- [ИСХОДНЫЙ ТЕКСТ]

-.-.-

Роман Пастернака, создававшийся на исходе эпохи модернизма, но своим содержанием погруженный в мир событий, идей и человеческих типов начала века, имел к эстетическим тенденциям описанной в нем эпохи самое прямое, хотя неоднозначное отношение. Отсылка к музыке, как я уже подчеркивал, у Пастернака выходит за рамки чисто символического переноса музыкальных ценностей в сферу словесного творчества, что было как раз типично для многих его современников. Присутствие музыки в творчестве Пастернака именно потому сравнительно мало заявляет о себе на поверхности, что музыку он не «прилагает» к слову в качестве референтного поля, а напротив, из нее исходит. Это позиция, требующая внутренней укорененности в музыкальном языке.
В частности, принцип «музыкализации» повествования заявлен в романе с характерным сдвигом. В качестве декларированной референтной опоры этой идеи у Пастернака выступает не Бах (как у Хаксли), не модернистский контрапункт (додекафония Шенберга как символический лейтмотив «Доктора Фаустуса»), не вагнерианский лейтмотив (Пруст, Джойс, Жид, Булгаков), не романтическая симфония (Андрей Белый), но феномен, связанный с предметным содержанием и стилистикой романа более глубоким и непосредственным образом, — русская народная (так называемая «протяжная») песня:
Русская песня, как вода в запруде. <…> Всеми способами, повторениями, параллелизмами она задерживает ход постепенно развивающегося содержания. У какого-то предела оно вдруг сразу открывается и разом поражает нас. Сдерживающая себя, властвующая над собой тоскующая сила выражает себя так. Это безумная попытка словами остановить время. (XII: 6)

-.-.-

- [ИСХОДНЫЕ ДАННЫЕ]
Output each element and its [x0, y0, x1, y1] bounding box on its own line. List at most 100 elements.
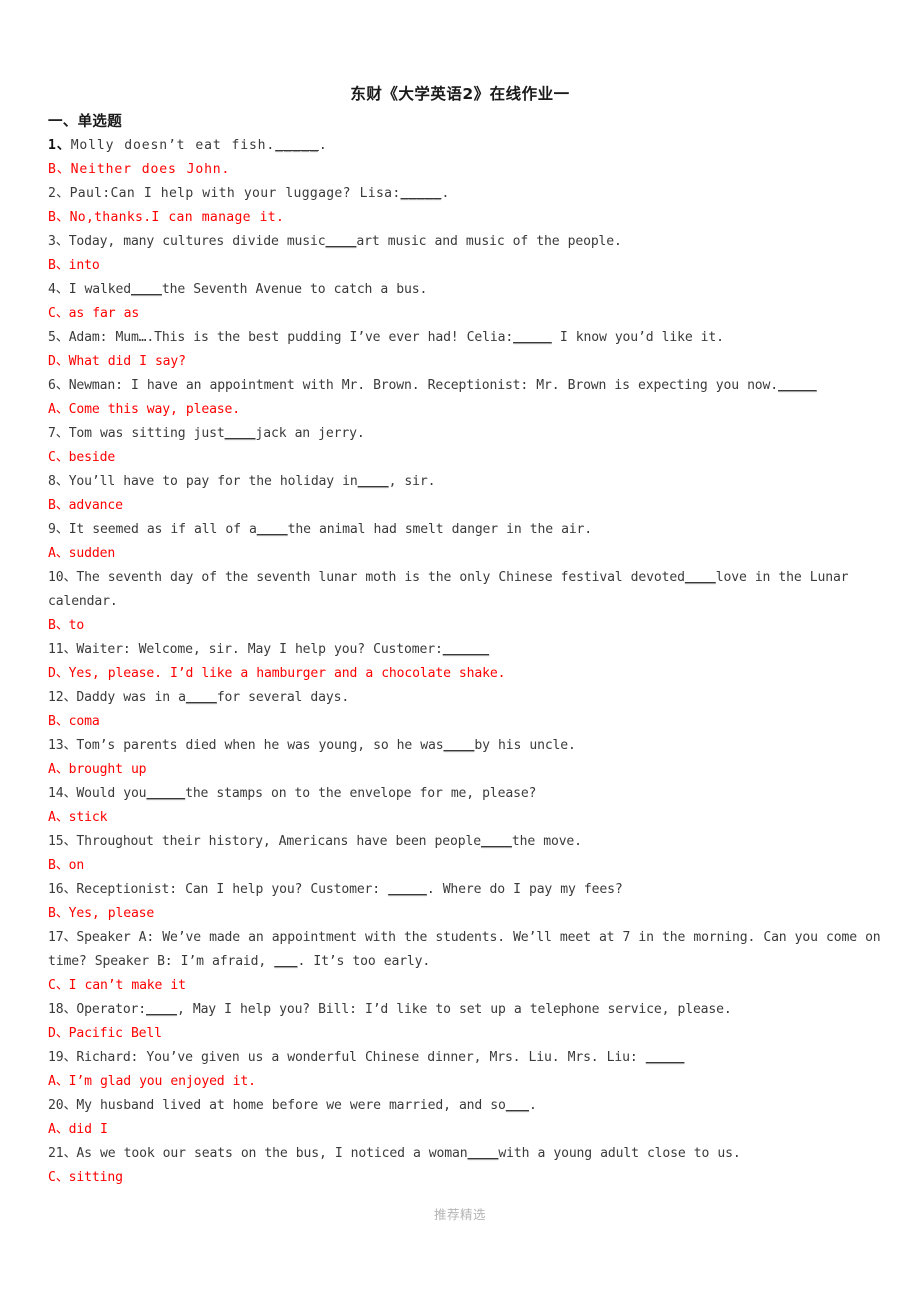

-.-.-

- [ЗАДАНИЯ]
1) Что, согласно тексту о романе Пастернака, выступает у Пастернака декларированной референтной опорой принципа «музыкализации» повествования?
2) Продолжите текст о романе Пастернака, начав сразу после приведенной цитаты.

- [ОТВЕТЫ К ЗАДАНИЯМ]
1) Русская народная, так называемая «протяжная», песня.

2)
Мы знаем, что попытка вырваться из плена трансцендентальных категорий, по Пастернаку, — безумна; искусство завоевывает бессмертие, платя за это тем, что выставляет себя напоказ в качестве «безумия без безумца». «Доктор Живаго» воплотил эту фундаментальную философскую идею в организации эпического романного повествования. Контрапунктное повествование «Доктора Живаго» бросает «безумный» вызов непреложной универсальности течения времени.
* * *
Принцип неравномерного движения времени, согласно которому различные составляющие жизненного процесса текут с разной скоростью, совмещаясь в многоразличных «положеньях», получил развернутую декларацию уже в «Охранной грамоте». Свое ощущение динамики течения жизни в критическую эпоху накануне и во время поездки в Марбург Пастернак описывает следующим образом:
Она складывалась из перебоев этих рядов, из разности их хода, из отставанья более косных и их нагроможденья позади, на глубоком горизонте воспоминанья. Всего порывистее неслась любовь. Иногда, оказываясь в хвосте природы, она опережала солнце. (ОГ I: 6)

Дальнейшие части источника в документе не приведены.